**THE INPUT:**
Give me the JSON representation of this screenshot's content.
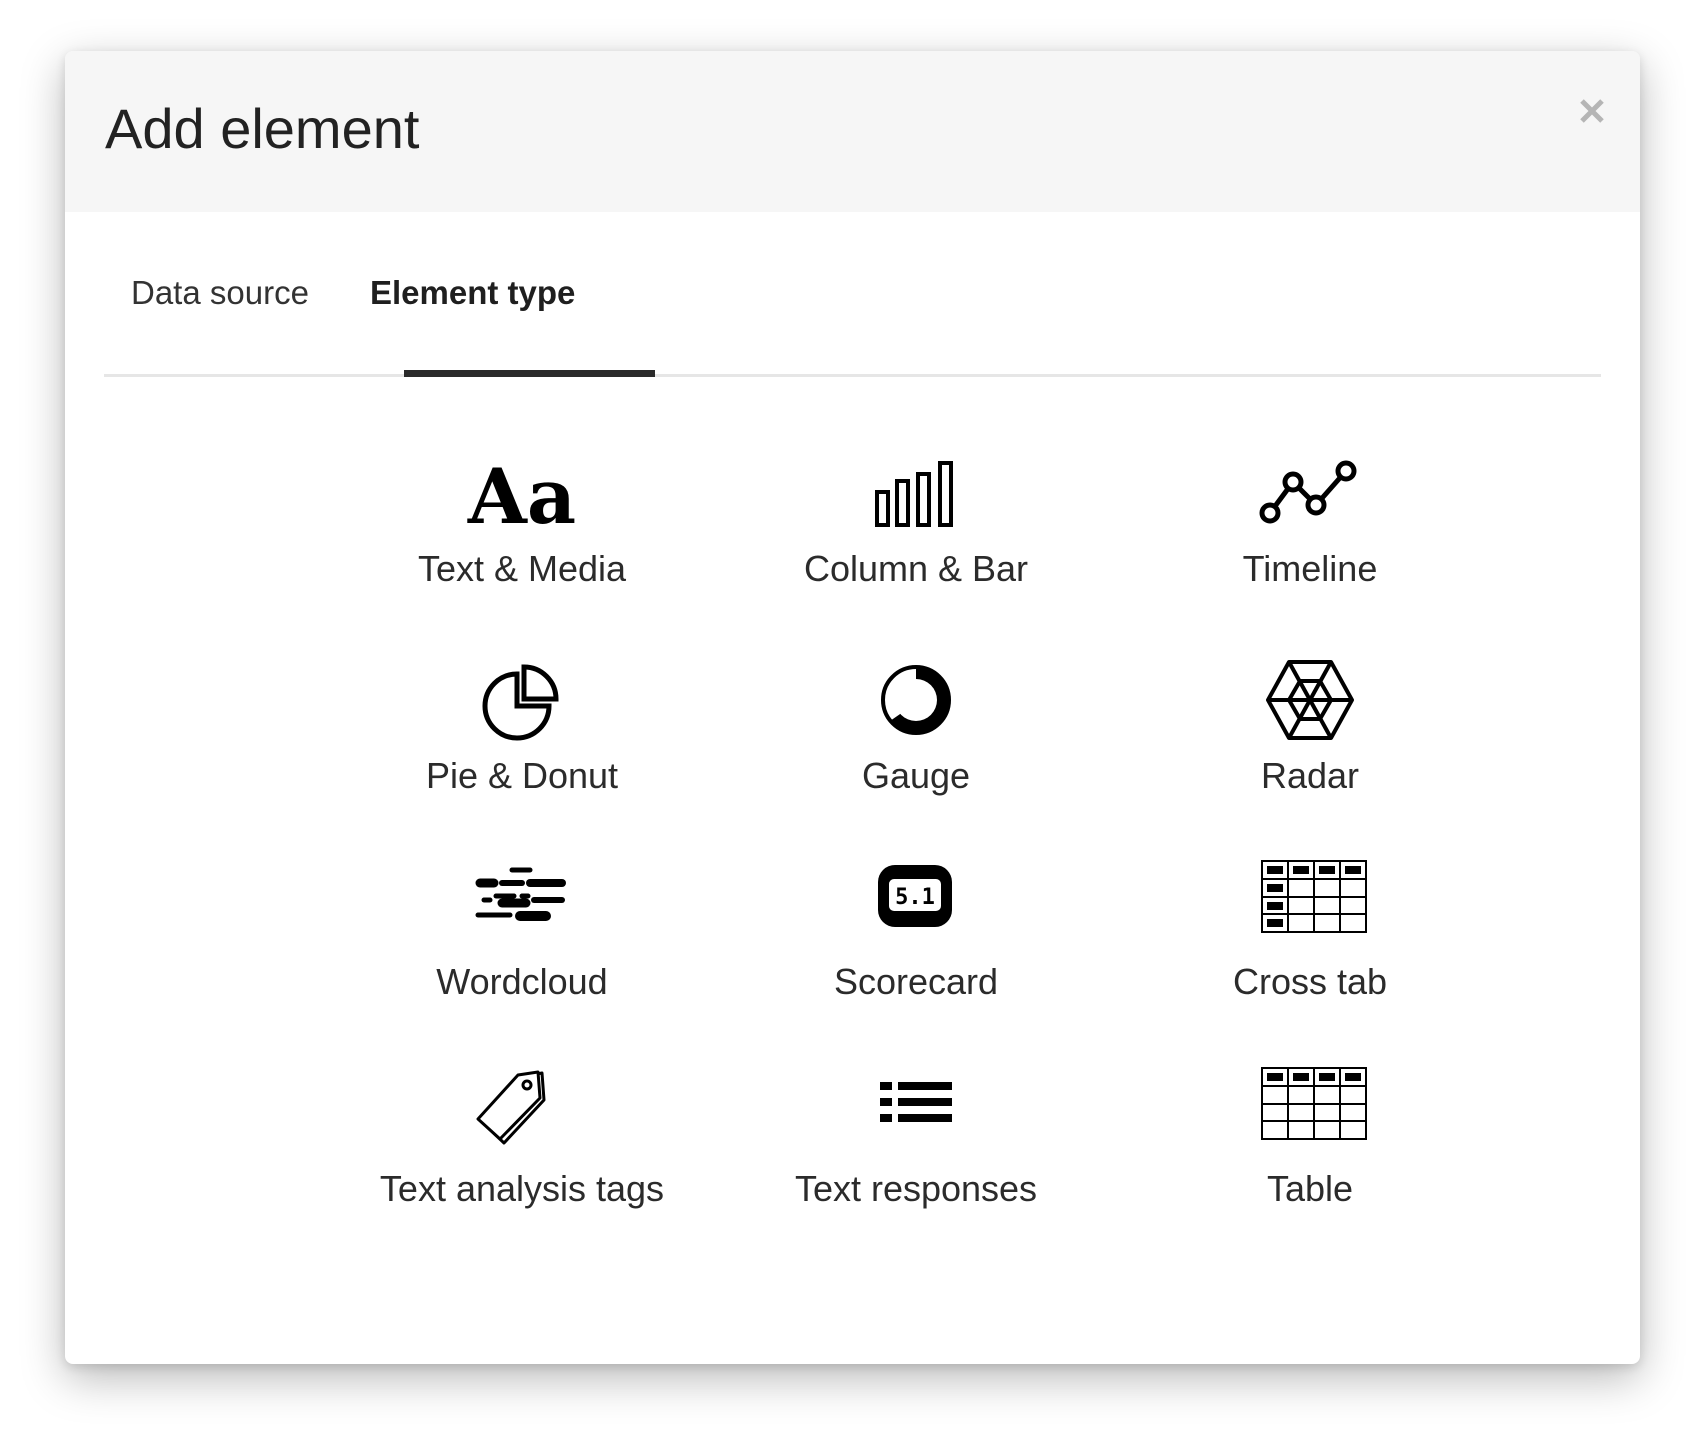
{
  "modal": {
    "title": "Add element",
    "close_icon": "close-icon"
  },
  "tabs": [
    {
      "label": "Data source",
      "active": false
    },
    {
      "label": "Element type",
      "active": true
    }
  ],
  "element_types": [
    {
      "label": "Text & Media",
      "icon": "text-media-icon"
    },
    {
      "label": "Column & Bar",
      "icon": "column-bar-icon"
    },
    {
      "label": "Timeline",
      "icon": "timeline-icon"
    },
    {
      "label": "Pie & Donut",
      "icon": "pie-donut-icon"
    },
    {
      "label": "Gauge",
      "icon": "gauge-icon"
    },
    {
      "label": "Radar",
      "icon": "radar-icon"
    },
    {
      "label": "Wordcloud",
      "icon": "wordcloud-icon"
    },
    {
      "label": "Scorecard",
      "icon": "scorecard-icon",
      "icon_text": "5.1"
    },
    {
      "label": "Cross tab",
      "icon": "cross-tab-icon"
    },
    {
      "label": "Text analysis tags",
      "icon": "tag-icon"
    },
    {
      "label": "Text responses",
      "icon": "list-icon"
    },
    {
      "label": "Table",
      "icon": "table-icon"
    }
  ],
  "icon_glyphs": {
    "text_media": "Aa"
  },
  "colors": {
    "header_bg": "#f6f6f6",
    "text": "#2b2b2b",
    "active_tab_underline": "#2a2a2a",
    "close_icon": "#b5b5b5"
  }
}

**GOAL OF THE EXERCISE:**
Repeat the material exactly as it reads, without any of its pictures.

**OUTPUT OF THE EXERCISE:**
Give me the JSON representation of this screenshot's content.
{
  "modal": {
    "title": "Add element",
    "close_icon": "close-icon"
  },
  "tabs": [
    {
      "label": "Data source",
      "active": false
    },
    {
      "label": "Element type",
      "active": true
    }
  ],
  "element_types": [
    {
      "label": "Text & Media",
      "icon": "text-media-icon"
    },
    {
      "label": "Column & Bar",
      "icon": "column-bar-icon"
    },
    {
      "label": "Timeline",
      "icon": "timeline-icon"
    },
    {
      "label": "Pie & Donut",
      "icon": "pie-donut-icon"
    },
    {
      "label": "Gauge",
      "icon": "gauge-icon"
    },
    {
      "label": "Radar",
      "icon": "radar-icon"
    },
    {
      "label": "Wordcloud",
      "icon": "wordcloud-icon"
    },
    {
      "label": "Scorecard",
      "icon": "scorecard-icon",
      "icon_text": "5.1"
    },
    {
      "label": "Cross tab",
      "icon": "cross-tab-icon"
    },
    {
      "label": "Text analysis tags",
      "icon": "tag-icon"
    },
    {
      "label": "Text responses",
      "icon": "list-icon"
    },
    {
      "label": "Table",
      "icon": "table-icon"
    }
  ],
  "icon_glyphs": {
    "text_media": "Aa"
  },
  "colors": {
    "header_bg": "#f6f6f6",
    "text": "#2b2b2b",
    "active_tab_underline": "#2a2a2a",
    "close_icon": "#b5b5b5"
  }
}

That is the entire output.